(Data items)
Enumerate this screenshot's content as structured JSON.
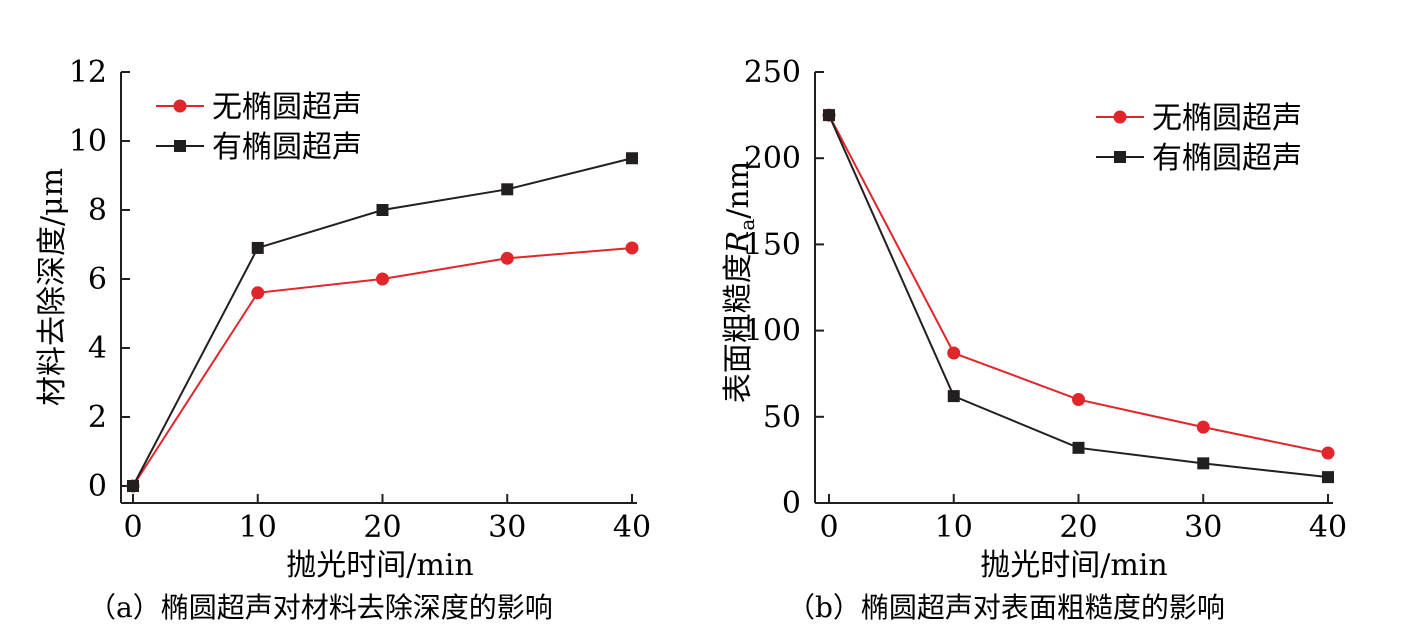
{
  "chart_data": [
    {
      "type": "line",
      "title": "",
      "caption": "（a）椭圆超声对材料去除深度的影响",
      "xlabel": "抛光时间/min",
      "ylabel": "材料去除深度/μm",
      "x": [
        0,
        10,
        20,
        30,
        40
      ],
      "xlim": [
        0,
        40
      ],
      "ylim": [
        0,
        12
      ],
      "xticks": [
        "0",
        "10",
        "20",
        "30",
        "40"
      ],
      "yticks": [
        "0",
        "2",
        "4",
        "6",
        "8",
        "10",
        "12"
      ],
      "legend_position": "top-left",
      "grid": false,
      "series": [
        {
          "name": "无椭圆超声",
          "marker": "circle",
          "color": "#e0262b",
          "values": [
            0,
            5.6,
            6.0,
            6.6,
            6.9
          ]
        },
        {
          "name": "有椭圆超声",
          "marker": "square",
          "color": "#231f20",
          "values": [
            0,
            6.9,
            8.0,
            8.6,
            9.5
          ]
        }
      ]
    },
    {
      "type": "line",
      "title": "",
      "caption": "（b）椭圆超声对表面粗糙度的影响",
      "xlabel": "抛光时间/min",
      "ylabel_main": "表面粗糙度",
      "ylabel_symbol": "R",
      "ylabel_subscript": "a",
      "ylabel_unit": "/nm",
      "x": [
        0,
        10,
        20,
        30,
        40
      ],
      "xlim": [
        0,
        40
      ],
      "ylim": [
        0,
        250
      ],
      "xticks": [
        "0",
        "10",
        "20",
        "30",
        "40"
      ],
      "yticks": [
        "0",
        "50",
        "100",
        "150",
        "200",
        "250"
      ],
      "legend_position": "top-right",
      "grid": false,
      "series": [
        {
          "name": "无椭圆超声",
          "marker": "circle",
          "color": "#e0262b",
          "values": [
            225,
            87,
            60,
            44,
            29
          ]
        },
        {
          "name": "有椭圆超声",
          "marker": "square",
          "color": "#231f20",
          "values": [
            225,
            62,
            32,
            23,
            15
          ]
        }
      ]
    }
  ]
}
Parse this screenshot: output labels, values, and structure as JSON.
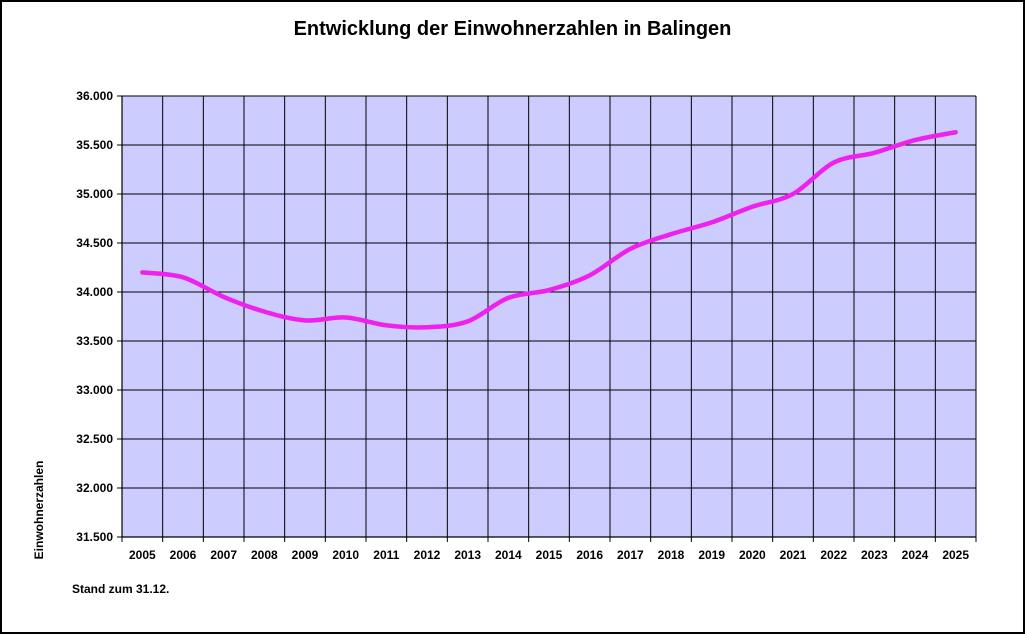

Requirements:
Repeat the full listing above exactly, with no pictures in the copy.

Expected output:
Enumerate this screenshot's content as structured JSON.
{
  "chart_data": [
    {
      "type": "line",
      "title": "",
      "caption": "（a）椭圆超声对材料去除深度的影响",
      "xlabel": "抛光时间/min",
      "ylabel": "材料去除深度/μm",
      "x": [
        0,
        10,
        20,
        30,
        40
      ],
      "xlim": [
        0,
        40
      ],
      "ylim": [
        0,
        12
      ],
      "xticks": [
        "0",
        "10",
        "20",
        "30",
        "40"
      ],
      "yticks": [
        "0",
        "2",
        "4",
        "6",
        "8",
        "10",
        "12"
      ],
      "legend_position": "top-left",
      "grid": false,
      "series": [
        {
          "name": "无椭圆超声",
          "marker": "circle",
          "color": "#e0262b",
          "values": [
            0,
            5.6,
            6.0,
            6.6,
            6.9
          ]
        },
        {
          "name": "有椭圆超声",
          "marker": "square",
          "color": "#231f20",
          "values": [
            0,
            6.9,
            8.0,
            8.6,
            9.5
          ]
        }
      ]
    },
    {
      "type": "line",
      "title": "",
      "caption": "（b）椭圆超声对表面粗糙度的影响",
      "xlabel": "抛光时间/min",
      "ylabel_main": "表面粗糙度",
      "ylabel_symbol": "R",
      "ylabel_subscript": "a",
      "ylabel_unit": "/nm",
      "x": [
        0,
        10,
        20,
        30,
        40
      ],
      "xlim": [
        0,
        40
      ],
      "ylim": [
        0,
        250
      ],
      "xticks": [
        "0",
        "10",
        "20",
        "30",
        "40"
      ],
      "yticks": [
        "0",
        "50",
        "100",
        "150",
        "200",
        "250"
      ],
      "legend_position": "top-right",
      "grid": false,
      "series": [
        {
          "name": "无椭圆超声",
          "marker": "circle",
          "color": "#e0262b",
          "values": [
            225,
            87,
            60,
            44,
            29
          ]
        },
        {
          "name": "有椭圆超声",
          "marker": "square",
          "color": "#231f20",
          "values": [
            225,
            62,
            32,
            23,
            15
          ]
        }
      ]
    }
  ]
}
Parse this screenshot: output labels, values, and structure as JSON.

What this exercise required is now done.